STORED RECORDS

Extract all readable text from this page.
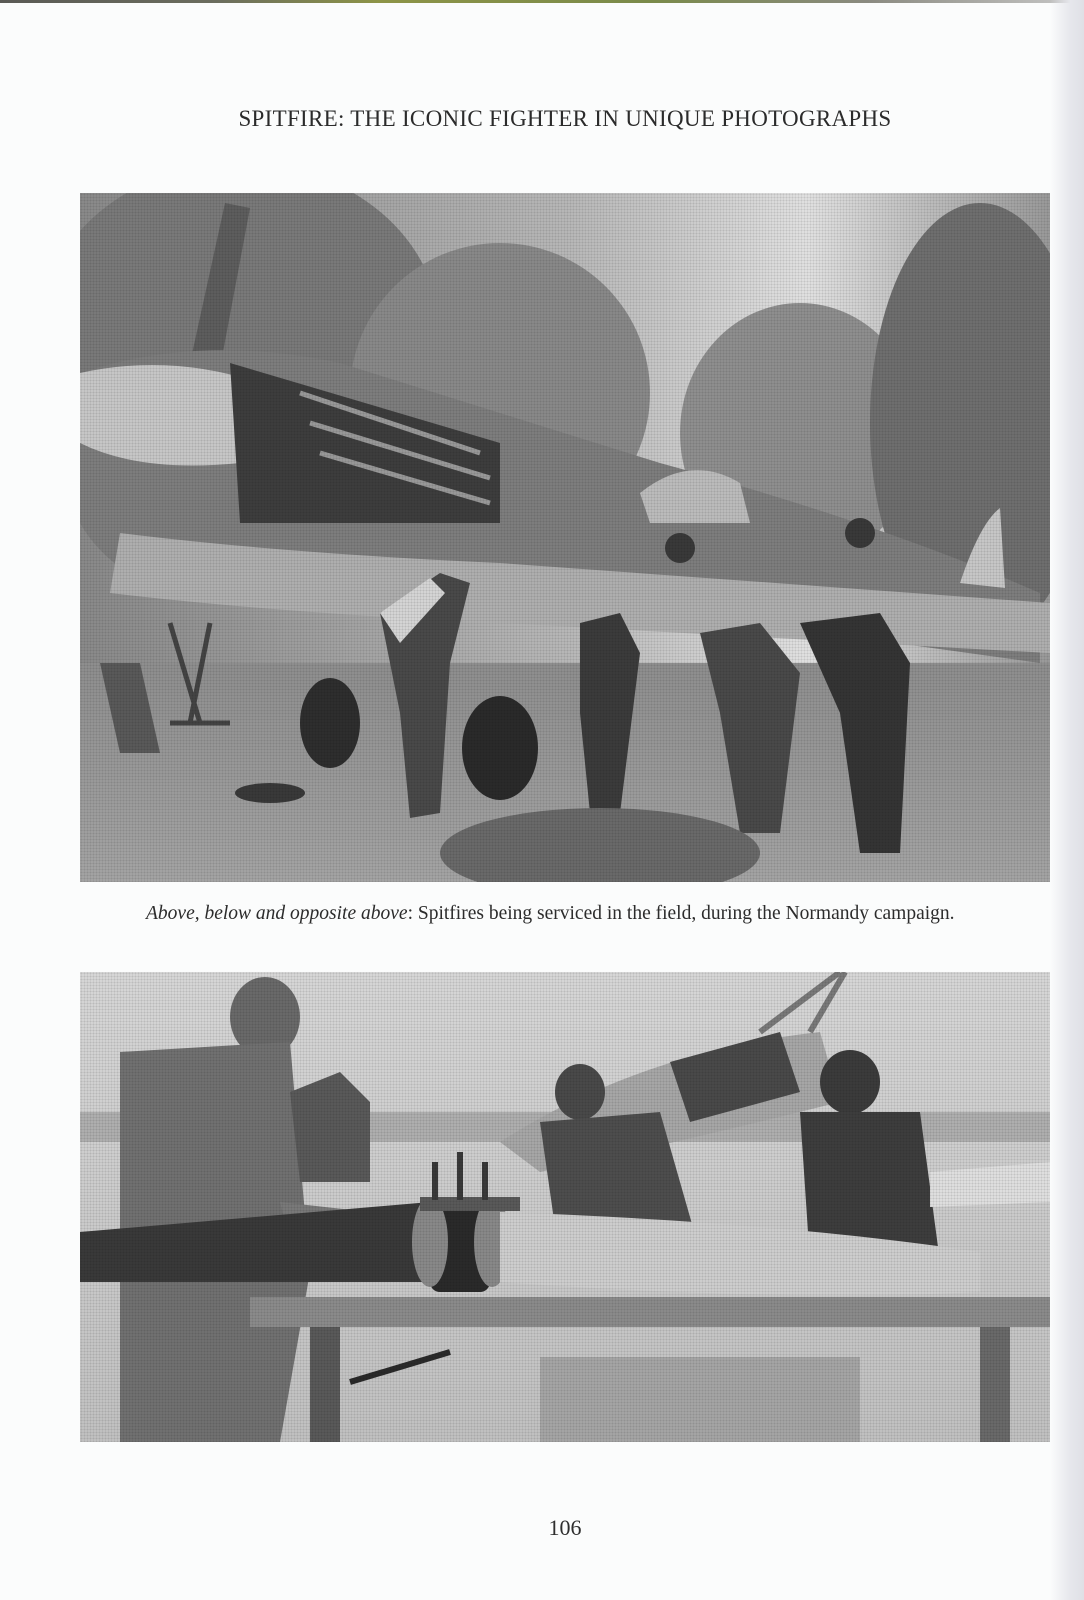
SPITFIRE: THE ICONIC FIGHTER IN UNIQUE PHOTOGRAPHS
Above, below and opposite above: Spitfires being serviced in the field, during the Normandy campaign.
106
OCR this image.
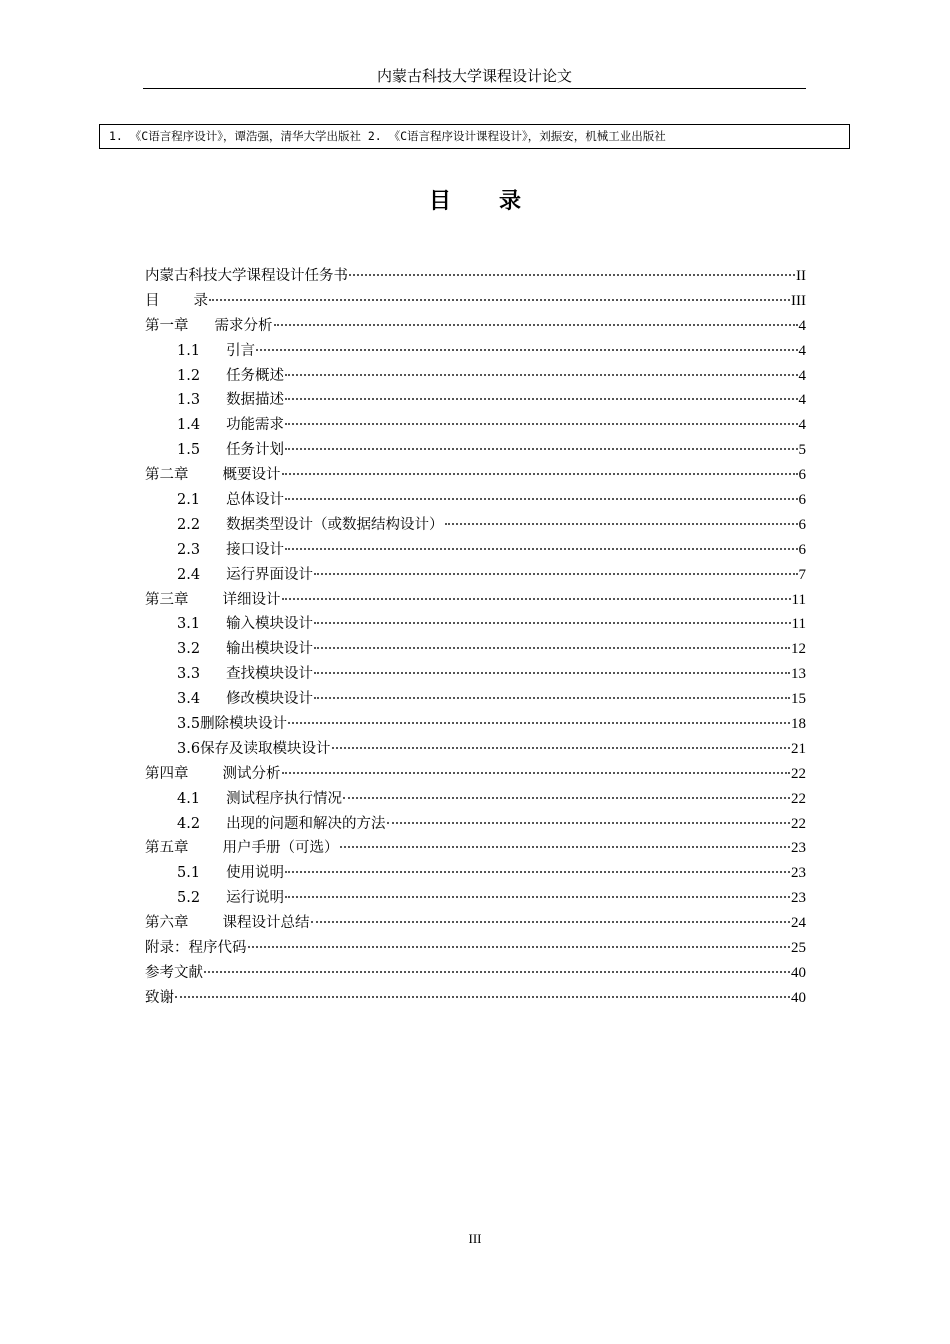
内蒙古科技大学课程设计论文
1. 《C语言程序设计》，谭浩强，清华大学出版社 2. 《C语言程序设计课程设计》，刘振安，机械工业出版社
目 录
内蒙古科技大学课程设计任务书	II
目 录	III
第一章 需求分析	4
1.1 引言	4
1.2 任务概述	4
1.3 数据描述	4
1.4 功能需求	4
1.5 任务计划	5
第二章 概要设计	6
2.1 总体设计	6
2.2 数据类型设计（或数据结构设计）	6
2.3 接口设计	6
2.4 运行界面设计	7
第三章 详细设计	11
3.1 输入模块设计	11
3.2 输出模块设计	12
3.3 查找模块设计	13
3.4 修改模块设计	15
3.5删除模块设计	18
3.6保存及读取模块设计	21
第四章 测试分析	22
4.1 测试程序执行情况	22
4.2 出现的问题和解决的方法	22
第五章 用户手册（可选）	23
5.1 使用说明	23
5.2 运行说明	23
第六章 课程设计总结	24
附录：程序代码	25
参考文献	40
致谢	40
III
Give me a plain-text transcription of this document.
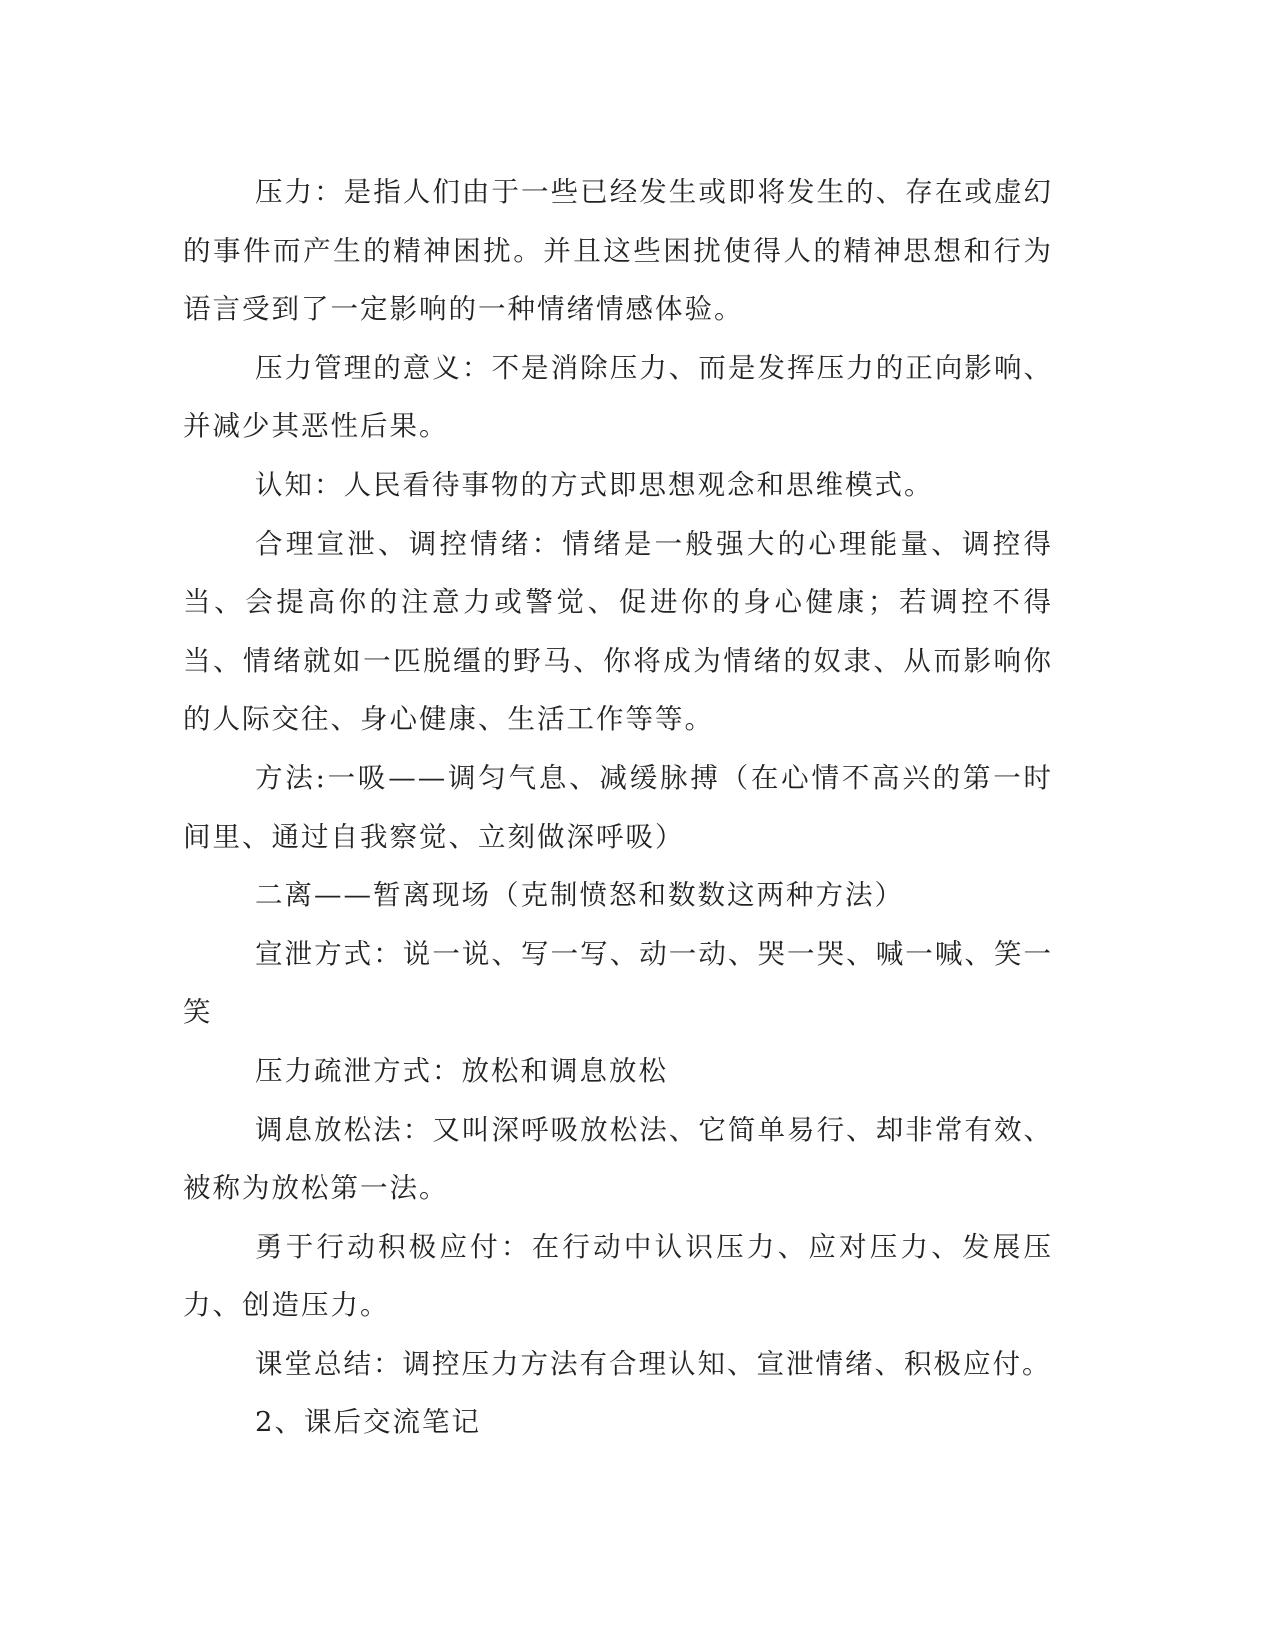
压力：是指人们由于一些已经发生或即将发生的、存在或虚幻的事件而产生的精神困扰。并且这些困扰使得人的精神思想和行为语言受到了一定影响的一种情绪情感体验。

压力管理的意义：不是消除压力、而是发挥压力的正向影响、并减少其恶性后果。

认知：人民看待事物的方式即思想观念和思维模式。

合理宣泄、调控情绪：情绪是一般强大的心理能量、调控得当、会提高你的注意力或警觉、促进你的身心健康；若调控不得当、情绪就如一匹脱缰的野马、你将成为情绪的奴隶、从而影响你的人际交往、身心健康、生活工作等等。

方法:一吸——调匀气息、减缓脉搏（在心情不高兴的第一时间里、通过自我察觉、立刻做深呼吸）

二离——暂离现场（克制愤怒和数数这两种方法）

宣泄方式：说一说、写一写、动一动、哭一哭、喊一喊、笑一笑

压力疏泄方式：放松和调息放松

调息放松法：又叫深呼吸放松法、它简单易行、却非常有效、被称为放松第一法。

勇于行动积极应付：在行动中认识压力、应对压力、发展压力、创造压力。

课堂总结：调控压力方法有合理认知、宣泄情绪、积极应付。

2、课后交流笔记
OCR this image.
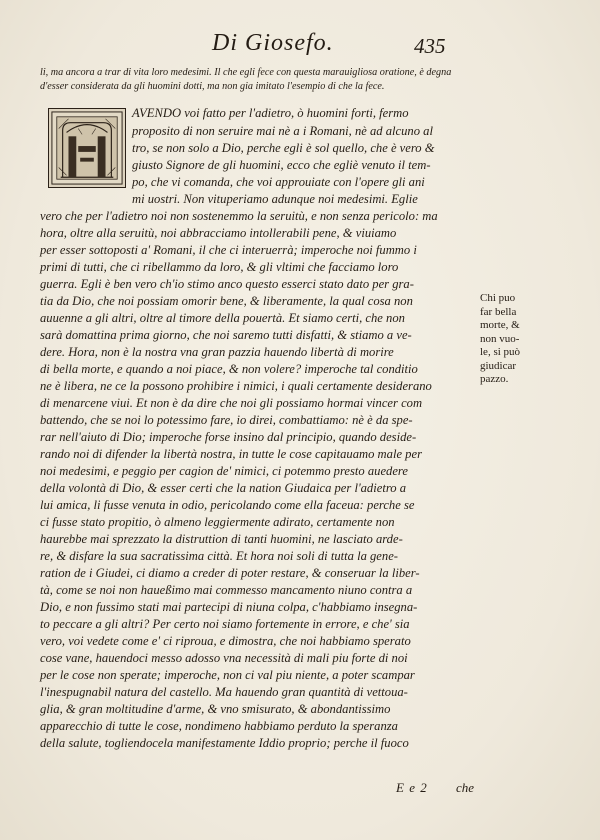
Di Giosefo.	435
li, ma ancora a trar di vita loro medesimi. Il che egli fece con questa marauigliosa oratione, è degna d'esser considerata da gli huomini dotti, ma non gia imitato l'esempio di che la fece.
AVENDO voi fatto per l'adietro, ò huomini forti, fermo
proposito di non seruire mai nè a i Romani, nè ad alcuno al
tro, se non solo a Dio, perche egli è sol quello, che è vero &
giusto Signore de gli huomini, ecco che egliè venuto il tem-
po, che vi comanda, che voi approuiate con l'opere gli ani
mi uostri. Non vituperiamo adunque noi medesimi. Eglie
vero che per l'adietro noi non sostenemmo la seruitù, e non senza pericolo: ma
hora, oltre alla seruitù, noi abbracciamo intollerabili pene, & viuiamo
per esser sottoposti a' Romani, il che ci interuerrà; imperoche noi fummo i
primi di tutti, che ci ribellammo da loro, & gli vltimi che facciamo loro
guerra. Egli è ben vero ch'io stimo anco questo esserci stato dato per gra-
tia da Dio, che noi possiam omorir bene, & liberamente, la qual cosa non
auuenne a gli altri, oltre al timore della pouertà. Et siamo certi, che non
sarà domattina prima giorno, che noi saremo tutti disfatti, & stiamo a ve-
dere. Hora, non è la nostra vna gran pazzia hauendo libertà di morire
di bella morte, e quando a noi piace, & non volere? imperoche tal conditio
ne è libera, ne ce la possono prohibire i nimici, i quali certamente desiderano
di menarcene viui. Et non è da dire che noi gli possiamo hormai vincer com
battendo, che se noi lo potessimo fare, io direi, combattiamo: nè è da spe-
rar nell'aiuto di Dio; imperoche forse insino dal principio, quando deside-
rando noi di difender la libertà nostra, in tutte le cose capitauamo male per
noi medesimi, e peggio per cagion de' nimici, ci potemmo presto auedere
della volontà di Dio, & esser certi che la nation Giudaica per l'adietro a
lui amica, li fusse venuta in odio, pericolando come ella faceua: perche se
ci fusse stato propitio, ò almeno leggiermente adirato, certamente non
haurebbe mai sprezzato la distruttion di tanti huomini, ne lasciato arde-
re, & disfare la sua sacratissima città. Et hora noi soli di tutta la gene-
ration de i Giudei, ci diamo a creder di poter restare, & conseruar la liber-
tà, come se noi non haueßimo mai commesso mancamento niuno contra a
Dio, e non fussimo stati mai partecipi di niuna colpa, c'habbiamo insegna-
to peccare a gli altri? Per certo noi siamo fortemente in errore, e che' sia
vero, voi vedete come e' ci riproua, e dimostra, che noi habbiamo sperato
cose vane, hauendoci messo adosso vna necessità di mali piu forte di noi
per le cose non sperate; imperoche, non ci val piu niente, a poter scampar
l'inespugnabil natura del castello. Ma hauendo gran quantità di vettoua-
glia, & gran moltitudine d'arme, & vno smisurato, & abondantissimo
apparecchio di tutte le cose, nondimeno habbiamo perduto la speranza
della salute, togliendocela manifestamente Iddio proprio; perche il fuoco
Chi puo
far bella
morte, &
non vuo-
le, si può
giudicar
pazzo.
E e 2 che
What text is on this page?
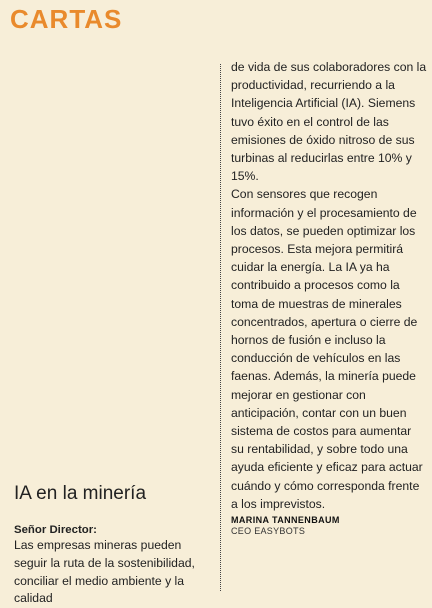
CARTAS
IA en la minería
Señor Director:

Las empresas mineras pueden seguir la ruta de la sostenibilidad, conciliar el medio ambiente y la calidad

de vida de sus colaboradores con la productividad, recurriendo a la Inteligencia Artificial (IA). Siemens tuvo éxito en el control de las emisiones de óxido nitroso de sus turbinas al reducirlas entre 10% y 15%.

Con sensores que recogen información y el procesamiento de los datos, se pueden optimizar los procesos. Esta mejora permitirá cuidar la energía. La IA ya ha contribuido a procesos como la toma de muestras de minerales concentrados, apertura o cierre de hornos de fusión e incluso la conducción de vehículos en las faenas. Además, la minería puede mejorar en gestionar con anticipación, contar con un buen sistema de costos para aumentar su rentabilidad, y sobre todo una ayuda eficiente y eficaz para actuar cuándo y cómo corresponda frente a los imprevistos.

MARINA TANNENBAUM
CEO EASYBOTS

WHAT TO WORK ON
Output a faithful copy of the data, with each picture left out.

CORRECT RESPONSE
Extract all readable text from this page.
SPITFIRE: THE ICONIC FIGHTER IN UNIQUE PHOTOGRAPHS
Above, below and opposite above: Spitfires being serviced in the field, during the Normandy campaign.
106
OCR this image.
内蒙古科技大学课程设计论文
1. 《C语言程序设计》，谭浩强，清华大学出版社 2. 《C语言程序设计课程设计》，刘振安，机械工业出版社
目 录
内蒙古科技大学课程设计任务书	II
目 录	III
第一章 需求分析	4
1.1 引言	4
1.2 任务概述	4
1.3 数据描述	4
1.4 功能需求	4
1.5 任务计划	5
第二章 概要设计	6
2.1 总体设计	6
2.2 数据类型设计（或数据结构设计）	6
2.3 接口设计	6
2.4 运行界面设计	7
第三章 详细设计	11
3.1 输入模块设计	11
3.2 输出模块设计	12
3.3 查找模块设计	13
3.4 修改模块设计	15
3.5删除模块设计	18
3.6保存及读取模块设计	21
第四章 测试分析	22
4.1 测试程序执行情况	22
4.2 出现的问题和解决的方法	22
第五章 用户手册（可选）	23
5.1 使用说明	23
5.2 运行说明	23
第六章 课程设计总结	24
附录：程序代码	25
参考文献	40
致谢	40
III
Give me a plain-text transcription of this document.
压力：是指人们由于一些已经发生或即将发生的、存在或虚幻的事件而产生的精神困扰。并且这些困扰使得人的精神思想和行为语言受到了一定影响的一种情绪情感体验。

压力管理的意义：不是消除压力、而是发挥压力的正向影响、并减少其恶性后果。

认知：人民看待事物的方式即思想观念和思维模式。

合理宣泄、调控情绪：情绪是一般强大的心理能量、调控得当、会提高你的注意力或警觉、促进你的身心健康；若调控不得当、情绪就如一匹脱缰的野马、你将成为情绪的奴隶、从而影响你的人际交往、身心健康、生活工作等等。

方法:一吸——调匀气息、减缓脉搏（在心情不高兴的第一时间里、通过自我察觉、立刻做深呼吸）

二离——暂离现场（克制愤怒和数数这两种方法）

宣泄方式：说一说、写一写、动一动、哭一哭、喊一喊、笑一笑

压力疏泄方式：放松和调息放松

调息放松法：又叫深呼吸放松法、它简单易行、却非常有效、被称为放松第一法。

勇于行动积极应付：在行动中认识压力、应对压力、发展压力、创造压力。

课堂总结：调控压力方法有合理认知、宣泄情绪、积极应付。

2、课后交流笔记
OCR this image.
Di Giosefo.	435
li, ma ancora a trar di vita loro medesimi. Il che egli fece con questa marauigliosa oratione, è degna d'esser considerata da gli huomini dotti, ma non gia imitato l'esempio di che la fece.
AVENDO voi fatto per l'adietro, ò huomini forti, fermo
proposito di non seruire mai nè a i Romani, nè ad alcuno al
tro, se non solo a Dio, perche egli è sol quello, che è vero &
giusto Signore de gli huomini, ecco che egliè venuto il tem-
po, che vi comanda, che voi approuiate con l'opere gli ani
mi uostri. Non vituperiamo adunque noi medesimi. Eglie
vero che per l'adietro noi non sostenemmo la seruitù, e non senza pericolo: ma
hora, oltre alla seruitù, noi abbracciamo intollerabili pene, & viuiamo
per esser sottoposti a' Romani, il che ci interuerrà; imperoche noi fummo i
primi di tutti, che ci ribellammo da loro, & gli vltimi che facciamo loro
guerra. Egli è ben vero ch'io stimo anco questo esserci stato dato per gra-
tia da Dio, che noi possiam omorir bene, & liberamente, la qual cosa non
auuenne a gli altri, oltre al timore della pouertà. Et siamo certi, che non
sarà domattina prima giorno, che noi saremo tutti disfatti, & stiamo a ve-
dere. Hora, non è la nostra vna gran pazzia hauendo libertà di morire
di bella morte, e quando a noi piace, & non volere? imperoche tal conditio
ne è libera, ne ce la possono prohibire i nimici, i quali certamente desiderano
di menarcene viui. Et non è da dire che noi gli possiamo hormai vincer com
battendo, che se noi lo potessimo fare, io direi, combattiamo: nè è da spe-
rar nell'aiuto di Dio; imperoche forse insino dal principio, quando deside-
rando noi di difender la libertà nostra, in tutte le cose capitauamo male per
noi medesimi, e peggio per cagion de' nimici, ci potemmo presto auedere
della volontà di Dio, & esser certi che la nation Giudaica per l'adietro a
lui amica, li fusse venuta in odio, pericolando come ella faceua: perche se
ci fusse stato propitio, ò almeno leggiermente adirato, certamente non
haurebbe mai sprezzato la distruttion di tanti huomini, ne lasciato arde-
re, & disfare la sua sacratissima città. Et hora noi soli di tutta la gene-
ration de i Giudei, ci diamo a creder di poter restare, & conseruar la liber-
tà, come se noi non haueßimo mai commesso mancamento niuno contra a
Dio, e non fussimo stati mai partecipi di niuna colpa, c'habbiamo insegna-
to peccare a gli altri? Per certo noi siamo fortemente in errore, e che' sia
vero, voi vedete come e' ci riproua, e dimostra, che noi habbiamo sperato
cose vane, hauendoci messo adosso vna necessità di mali piu forte di noi
per le cose non sperate; imperoche, non ci val piu niente, a poter scampar
l'inespugnabil natura del castello. Ma hauendo gran quantità di vettoua-
glia, & gran moltitudine d'arme, & vno smisurato, & abondantissimo
apparecchio di tutte le cose, nondimeno habbiamo perduto la speranza
della salute, togliendocela manifestamente Iddio proprio; perche il fuoco
Chi puo
far bella
morte, &
non vuo-
le, si può
giudicar
pazzo.
E e 2 che
What text is on this page?
CARTAS
IA en la minería
Señor Director:

Las empresas mineras pueden seguir la ruta de la sostenibilidad, conciliar el medio ambiente y la calidad

de vida de sus colaboradores con la productividad, recurriendo a la Inteligencia Artificial (IA). Siemens tuvo éxito en el control de las emisiones de óxido nitroso de sus turbinas al reducirlas entre 10% y 15%.

Con sensores que recogen información y el procesamiento de los datos, se pueden optimizar los procesos. Esta mejora permitirá cuidar la energía. La IA ya ha contribuido a procesos como la toma de muestras de minerales concentrados, apertura o cierre de hornos de fusión e incluso la conducción de vehículos en las faenas. Además, la minería puede mejorar en gestionar con anticipación, contar con un buen sistema de costos para aumentar su rentabilidad, y sobre todo una ayuda eficiente y eficaz para actuar cuándo y cómo corresponda frente a los imprevistos.

MARINA TANNENBAUM
CEO EASYBOTS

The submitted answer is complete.